Written instruction
Working from the line that contains "What's the underlying" down to the last line below, repeat each line exactly.
--- START Excerpted records ---
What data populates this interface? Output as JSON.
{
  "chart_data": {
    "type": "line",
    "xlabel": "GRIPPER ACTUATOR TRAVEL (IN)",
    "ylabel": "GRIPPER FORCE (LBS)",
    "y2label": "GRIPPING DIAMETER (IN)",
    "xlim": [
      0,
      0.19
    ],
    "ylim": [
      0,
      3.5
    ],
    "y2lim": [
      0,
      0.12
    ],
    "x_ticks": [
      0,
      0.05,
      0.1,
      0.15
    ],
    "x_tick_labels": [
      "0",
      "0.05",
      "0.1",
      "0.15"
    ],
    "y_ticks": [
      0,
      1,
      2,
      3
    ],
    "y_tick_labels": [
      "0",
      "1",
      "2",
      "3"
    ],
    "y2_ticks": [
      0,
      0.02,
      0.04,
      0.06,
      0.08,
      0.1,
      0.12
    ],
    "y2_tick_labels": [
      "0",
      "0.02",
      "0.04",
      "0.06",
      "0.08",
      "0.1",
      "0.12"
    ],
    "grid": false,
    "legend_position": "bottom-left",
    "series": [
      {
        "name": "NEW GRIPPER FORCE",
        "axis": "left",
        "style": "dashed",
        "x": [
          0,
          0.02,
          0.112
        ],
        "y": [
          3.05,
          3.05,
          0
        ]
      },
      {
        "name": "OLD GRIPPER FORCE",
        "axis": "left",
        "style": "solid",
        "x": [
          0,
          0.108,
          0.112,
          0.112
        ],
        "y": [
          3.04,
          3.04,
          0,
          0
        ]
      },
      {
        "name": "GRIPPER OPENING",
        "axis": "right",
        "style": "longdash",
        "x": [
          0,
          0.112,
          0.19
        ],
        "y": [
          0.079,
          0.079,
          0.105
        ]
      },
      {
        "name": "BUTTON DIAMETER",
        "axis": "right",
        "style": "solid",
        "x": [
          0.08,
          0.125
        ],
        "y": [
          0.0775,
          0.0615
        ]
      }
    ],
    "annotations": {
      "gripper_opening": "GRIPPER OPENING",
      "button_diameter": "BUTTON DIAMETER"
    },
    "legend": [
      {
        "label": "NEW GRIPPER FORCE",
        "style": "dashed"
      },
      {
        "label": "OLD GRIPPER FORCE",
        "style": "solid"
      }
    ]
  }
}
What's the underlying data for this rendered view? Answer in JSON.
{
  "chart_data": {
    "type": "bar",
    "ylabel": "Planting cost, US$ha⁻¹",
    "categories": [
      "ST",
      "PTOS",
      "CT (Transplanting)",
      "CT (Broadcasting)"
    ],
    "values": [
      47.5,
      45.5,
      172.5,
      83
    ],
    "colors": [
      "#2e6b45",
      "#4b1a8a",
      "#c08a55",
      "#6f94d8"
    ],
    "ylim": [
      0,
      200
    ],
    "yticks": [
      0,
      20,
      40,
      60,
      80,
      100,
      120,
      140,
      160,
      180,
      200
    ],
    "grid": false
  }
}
--- END Excerpted records ---
Result for this task
What's the underlying data for this rendered view? Answer in JSON.
{
  "chart_data": {
    "type": "bar",
    "ylabel": "Planting cost, US$ha⁻¹",
    "categories": [
      "ST",
      "PTOS",
      "CT (Transplanting)",
      "CT (Broadcasting)"
    ],
    "values": [
      47.5,
      45.5,
      172.5,
      83
    ],
    "colors": [
      "#2e6b45",
      "#4b1a8a",
      "#c08a55",
      "#6f94d8"
    ],
    "ylim": [
      0,
      200
    ],
    "yticks": [
      0,
      20,
      40,
      60,
      80,
      100,
      120,
      140,
      160,
      180,
      200
    ],
    "grid": false
  }
}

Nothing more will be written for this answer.